**Supplied records:**
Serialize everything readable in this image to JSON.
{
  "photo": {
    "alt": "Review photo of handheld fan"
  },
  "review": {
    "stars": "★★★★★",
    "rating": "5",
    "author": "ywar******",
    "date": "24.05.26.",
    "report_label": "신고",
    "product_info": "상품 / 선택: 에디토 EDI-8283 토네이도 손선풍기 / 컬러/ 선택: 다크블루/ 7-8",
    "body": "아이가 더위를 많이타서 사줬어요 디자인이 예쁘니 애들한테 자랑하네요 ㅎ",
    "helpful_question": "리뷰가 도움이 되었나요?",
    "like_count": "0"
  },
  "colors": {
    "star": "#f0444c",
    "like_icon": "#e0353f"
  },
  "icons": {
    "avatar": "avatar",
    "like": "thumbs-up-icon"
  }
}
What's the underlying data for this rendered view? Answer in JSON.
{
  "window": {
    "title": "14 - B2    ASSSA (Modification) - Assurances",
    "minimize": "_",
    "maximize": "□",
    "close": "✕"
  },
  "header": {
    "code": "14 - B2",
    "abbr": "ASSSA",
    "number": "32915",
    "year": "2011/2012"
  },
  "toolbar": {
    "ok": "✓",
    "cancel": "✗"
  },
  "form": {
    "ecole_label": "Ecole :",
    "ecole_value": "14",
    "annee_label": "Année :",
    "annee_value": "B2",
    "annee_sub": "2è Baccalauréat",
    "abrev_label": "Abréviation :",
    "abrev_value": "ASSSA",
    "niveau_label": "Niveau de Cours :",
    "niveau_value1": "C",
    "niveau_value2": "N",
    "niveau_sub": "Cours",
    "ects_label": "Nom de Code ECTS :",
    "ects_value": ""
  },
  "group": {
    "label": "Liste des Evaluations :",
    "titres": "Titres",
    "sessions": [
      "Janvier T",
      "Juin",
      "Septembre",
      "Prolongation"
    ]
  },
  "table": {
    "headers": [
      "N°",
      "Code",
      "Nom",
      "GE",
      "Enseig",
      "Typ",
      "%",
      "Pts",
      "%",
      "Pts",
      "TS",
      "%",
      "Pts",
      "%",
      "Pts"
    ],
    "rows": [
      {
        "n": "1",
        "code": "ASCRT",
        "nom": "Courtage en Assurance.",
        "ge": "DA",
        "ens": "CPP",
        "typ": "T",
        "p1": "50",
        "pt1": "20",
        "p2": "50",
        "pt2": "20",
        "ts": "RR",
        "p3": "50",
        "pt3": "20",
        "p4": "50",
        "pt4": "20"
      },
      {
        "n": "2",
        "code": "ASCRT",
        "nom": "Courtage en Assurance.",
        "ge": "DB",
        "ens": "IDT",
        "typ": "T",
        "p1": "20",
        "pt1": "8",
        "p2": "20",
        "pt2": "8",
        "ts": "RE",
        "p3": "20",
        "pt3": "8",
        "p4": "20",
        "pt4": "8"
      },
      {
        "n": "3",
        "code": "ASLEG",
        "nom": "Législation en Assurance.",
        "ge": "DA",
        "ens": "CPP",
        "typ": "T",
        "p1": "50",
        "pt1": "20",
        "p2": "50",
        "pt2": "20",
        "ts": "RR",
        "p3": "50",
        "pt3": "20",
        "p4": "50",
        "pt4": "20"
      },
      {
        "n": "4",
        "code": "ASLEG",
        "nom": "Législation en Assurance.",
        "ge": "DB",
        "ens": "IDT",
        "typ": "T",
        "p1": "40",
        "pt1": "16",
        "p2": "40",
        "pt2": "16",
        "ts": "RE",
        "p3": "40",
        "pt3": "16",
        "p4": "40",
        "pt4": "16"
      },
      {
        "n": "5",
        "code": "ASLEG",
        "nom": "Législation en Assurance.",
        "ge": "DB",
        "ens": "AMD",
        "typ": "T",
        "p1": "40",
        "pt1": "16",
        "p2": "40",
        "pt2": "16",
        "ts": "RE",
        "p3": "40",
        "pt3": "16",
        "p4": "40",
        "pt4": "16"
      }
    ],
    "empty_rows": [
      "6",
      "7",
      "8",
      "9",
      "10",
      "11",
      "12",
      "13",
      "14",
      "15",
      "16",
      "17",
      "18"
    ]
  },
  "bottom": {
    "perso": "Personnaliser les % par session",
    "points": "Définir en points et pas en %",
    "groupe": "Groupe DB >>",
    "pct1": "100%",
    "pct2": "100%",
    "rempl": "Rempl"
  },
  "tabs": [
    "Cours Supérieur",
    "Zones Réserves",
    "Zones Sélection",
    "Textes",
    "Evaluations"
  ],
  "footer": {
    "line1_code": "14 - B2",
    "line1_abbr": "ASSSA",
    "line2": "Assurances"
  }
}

**Challenge:** Copy down the whole of the data above, matching it exactly.

**Solution for this problem:**
Serialize everything readable in this image to JSON.
{
  "photo": {
    "alt": "Review photo of handheld fan"
  },
  "review": {
    "stars": "★★★★★",
    "rating": "5",
    "author": "ywar******",
    "date": "24.05.26.",
    "report_label": "신고",
    "product_info": "상품 / 선택: 에디토 EDI-8283 토네이도 손선풍기 / 컬러/ 선택: 다크블루/ 7-8",
    "body": "아이가 더위를 많이타서 사줬어요 디자인이 예쁘니 애들한테 자랑하네요 ㅎ",
    "helpful_question": "리뷰가 도움이 되었나요?",
    "like_count": "0"
  },
  "colors": {
    "star": "#f0444c",
    "like_icon": "#e0353f"
  },
  "icons": {
    "avatar": "avatar",
    "like": "thumbs-up-icon"
  }
}
What's the underlying data for this rendered view? Answer in JSON.
{
  "window": {
    "title": "14 - B2    ASSSA (Modification) - Assurances",
    "minimize": "_",
    "maximize": "□",
    "close": "✕"
  },
  "header": {
    "code": "14 - B2",
    "abbr": "ASSSA",
    "number": "32915",
    "year": "2011/2012"
  },
  "toolbar": {
    "ok": "✓",
    "cancel": "✗"
  },
  "form": {
    "ecole_label": "Ecole :",
    "ecole_value": "14",
    "annee_label": "Année :",
    "annee_value": "B2",
    "annee_sub": "2è Baccalauréat",
    "abrev_label": "Abréviation :",
    "abrev_value": "ASSSA",
    "niveau_label": "Niveau de Cours :",
    "niveau_value1": "C",
    "niveau_value2": "N",
    "niveau_sub": "Cours",
    "ects_label": "Nom de Code ECTS :",
    "ects_value": ""
  },
  "group": {
    "label": "Liste des Evaluations :",
    "titres": "Titres",
    "sessions": [
      "Janvier T",
      "Juin",
      "Septembre",
      "Prolongation"
    ]
  },
  "table": {
    "headers": [
      "N°",
      "Code",
      "Nom",
      "GE",
      "Enseig",
      "Typ",
      "%",
      "Pts",
      "%",
      "Pts",
      "TS",
      "%",
      "Pts",
      "%",
      "Pts"
    ],
    "rows": [
      {
        "n": "1",
        "code": "ASCRT",
        "nom": "Courtage en Assurance.",
        "ge": "DA",
        "ens": "CPP",
        "typ": "T",
        "p1": "50",
        "pt1": "20",
        "p2": "50",
        "pt2": "20",
        "ts": "RR",
        "p3": "50",
        "pt3": "20",
        "p4": "50",
        "pt4": "20"
      },
      {
        "n": "2",
        "code": "ASCRT",
        "nom": "Courtage en Assurance.",
        "ge": "DB",
        "ens": "IDT",
        "typ": "T",
        "p1": "20",
        "pt1": "8",
        "p2": "20",
        "pt2": "8",
        "ts": "RE",
        "p3": "20",
        "pt3": "8",
        "p4": "20",
        "pt4": "8"
      },
      {
        "n": "3",
        "code": "ASLEG",
        "nom": "Législation en Assurance.",
        "ge": "DA",
        "ens": "CPP",
        "typ": "T",
        "p1": "50",
        "pt1": "20",
        "p2": "50",
        "pt2": "20",
        "ts": "RR",
        "p3": "50",
        "pt3": "20",
        "p4": "50",
        "pt4": "20"
      },
      {
        "n": "4",
        "code": "ASLEG",
        "nom": "Législation en Assurance.",
        "ge": "DB",
        "ens": "IDT",
        "typ": "T",
        "p1": "40",
        "pt1": "16",
        "p2": "40",
        "pt2": "16",
        "ts": "RE",
        "p3": "40",
        "pt3": "16",
        "p4": "40",
        "pt4": "16"
      },
      {
        "n": "5",
        "code": "ASLEG",
        "nom": "Législation en Assurance.",
        "ge": "DB",
        "ens": "AMD",
        "typ": "T",
        "p1": "40",
        "pt1": "16",
        "p2": "40",
        "pt2": "16",
        "ts": "RE",
        "p3": "40",
        "pt3": "16",
        "p4": "40",
        "pt4": "16"
      }
    ],
    "empty_rows": [
      "6",
      "7",
      "8",
      "9",
      "10",
      "11",
      "12",
      "13",
      "14",
      "15",
      "16",
      "17",
      "18"
    ]
  },
  "bottom": {
    "perso": "Personnaliser les % par session",
    "points": "Définir en points et pas en %",
    "groupe": "Groupe DB >>",
    "pct1": "100%",
    "pct2": "100%",
    "rempl": "Rempl"
  },
  "tabs": [
    "Cours Supérieur",
    "Zones Réserves",
    "Zones Sélection",
    "Textes",
    "Evaluations"
  ],
  "footer": {
    "line1_code": "14 - B2",
    "line1_abbr": "ASSSA",
    "line2": "Assurances"
  }
}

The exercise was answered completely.